Dataset items
▶

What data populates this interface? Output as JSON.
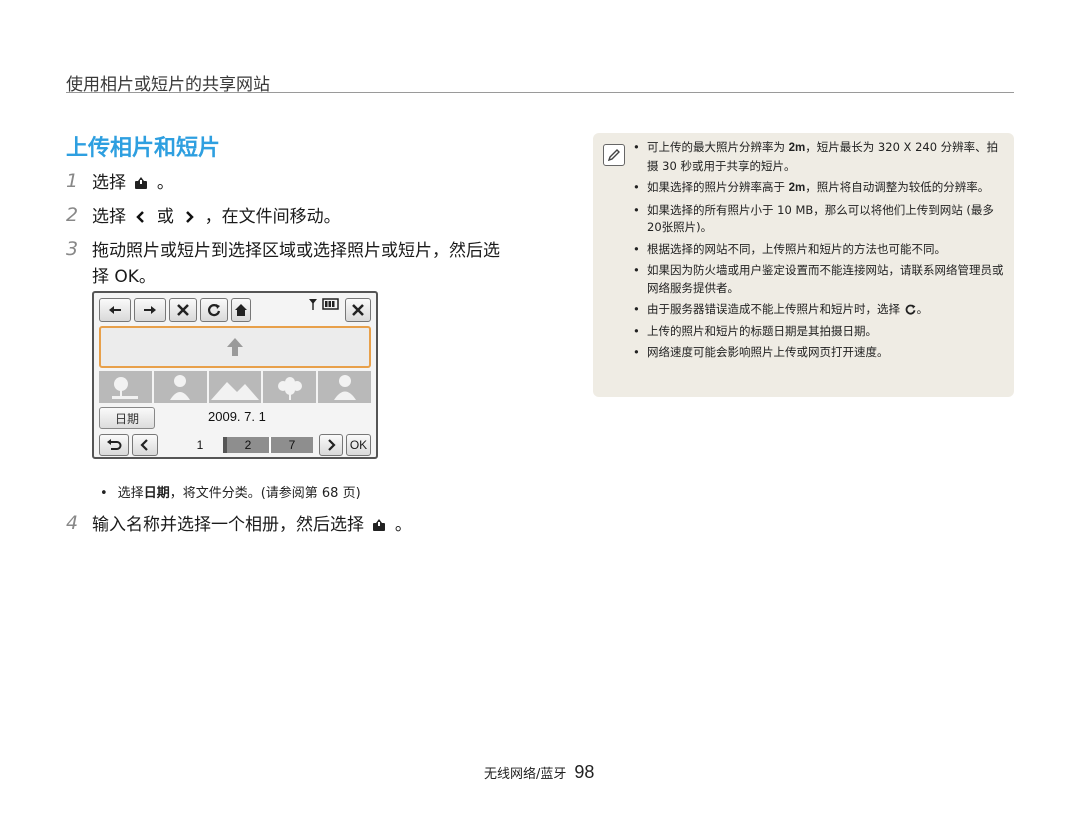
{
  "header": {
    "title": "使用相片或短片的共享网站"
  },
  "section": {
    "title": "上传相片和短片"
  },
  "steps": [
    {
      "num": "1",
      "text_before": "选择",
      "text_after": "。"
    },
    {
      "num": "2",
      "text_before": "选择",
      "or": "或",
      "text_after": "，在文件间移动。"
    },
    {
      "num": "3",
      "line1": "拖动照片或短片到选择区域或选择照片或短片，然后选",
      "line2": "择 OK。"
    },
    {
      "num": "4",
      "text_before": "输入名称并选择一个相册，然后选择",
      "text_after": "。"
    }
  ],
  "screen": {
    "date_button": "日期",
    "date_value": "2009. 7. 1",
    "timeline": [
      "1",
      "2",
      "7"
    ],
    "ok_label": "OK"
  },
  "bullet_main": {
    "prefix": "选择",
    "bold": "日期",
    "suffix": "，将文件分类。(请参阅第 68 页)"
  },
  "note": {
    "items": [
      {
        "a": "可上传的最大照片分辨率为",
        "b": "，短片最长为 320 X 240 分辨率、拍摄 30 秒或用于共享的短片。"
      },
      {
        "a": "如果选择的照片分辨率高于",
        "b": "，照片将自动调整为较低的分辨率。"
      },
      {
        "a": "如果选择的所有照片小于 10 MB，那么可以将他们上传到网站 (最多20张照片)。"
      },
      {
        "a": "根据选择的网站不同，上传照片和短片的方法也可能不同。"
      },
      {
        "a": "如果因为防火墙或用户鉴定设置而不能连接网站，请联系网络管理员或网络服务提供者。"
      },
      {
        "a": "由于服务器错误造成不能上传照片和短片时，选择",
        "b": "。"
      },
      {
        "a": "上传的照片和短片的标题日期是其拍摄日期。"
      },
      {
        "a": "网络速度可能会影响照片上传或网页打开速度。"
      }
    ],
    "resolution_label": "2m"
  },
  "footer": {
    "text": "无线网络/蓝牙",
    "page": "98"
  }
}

◀

GOAL => Return to the listing above and set it down exactly, leaving out its pictures.

EXPECTED OUTPUT =>
What data populates this interface? Output as JSON.
{
  "header": {
    "title": "使用相片或短片的共享网站"
  },
  "section": {
    "title": "上传相片和短片"
  },
  "steps": [
    {
      "num": "1",
      "text_before": "选择",
      "text_after": "。"
    },
    {
      "num": "2",
      "text_before": "选择",
      "or": "或",
      "text_after": "，在文件间移动。"
    },
    {
      "num": "3",
      "line1": "拖动照片或短片到选择区域或选择照片或短片，然后选",
      "line2": "择 OK。"
    },
    {
      "num": "4",
      "text_before": "输入名称并选择一个相册，然后选择",
      "text_after": "。"
    }
  ],
  "screen": {
    "date_button": "日期",
    "date_value": "2009. 7. 1",
    "timeline": [
      "1",
      "2",
      "7"
    ],
    "ok_label": "OK"
  },
  "bullet_main": {
    "prefix": "选择",
    "bold": "日期",
    "suffix": "，将文件分类。(请参阅第 68 页)"
  },
  "note": {
    "items": [
      {
        "a": "可上传的最大照片分辨率为",
        "b": "，短片最长为 320 X 240 分辨率、拍摄 30 秒或用于共享的短片。"
      },
      {
        "a": "如果选择的照片分辨率高于",
        "b": "，照片将自动调整为较低的分辨率。"
      },
      {
        "a": "如果选择的所有照片小于 10 MB，那么可以将他们上传到网站 (最多20张照片)。"
      },
      {
        "a": "根据选择的网站不同，上传照片和短片的方法也可能不同。"
      },
      {
        "a": "如果因为防火墙或用户鉴定设置而不能连接网站，请联系网络管理员或网络服务提供者。"
      },
      {
        "a": "由于服务器错误造成不能上传照片和短片时，选择",
        "b": "。"
      },
      {
        "a": "上传的照片和短片的标题日期是其拍摄日期。"
      },
      {
        "a": "网络速度可能会影响照片上传或网页打开速度。"
      }
    ],
    "resolution_label": "2m"
  },
  "footer": {
    "text": "无线网络/蓝牙",
    "page": "98"
  }
}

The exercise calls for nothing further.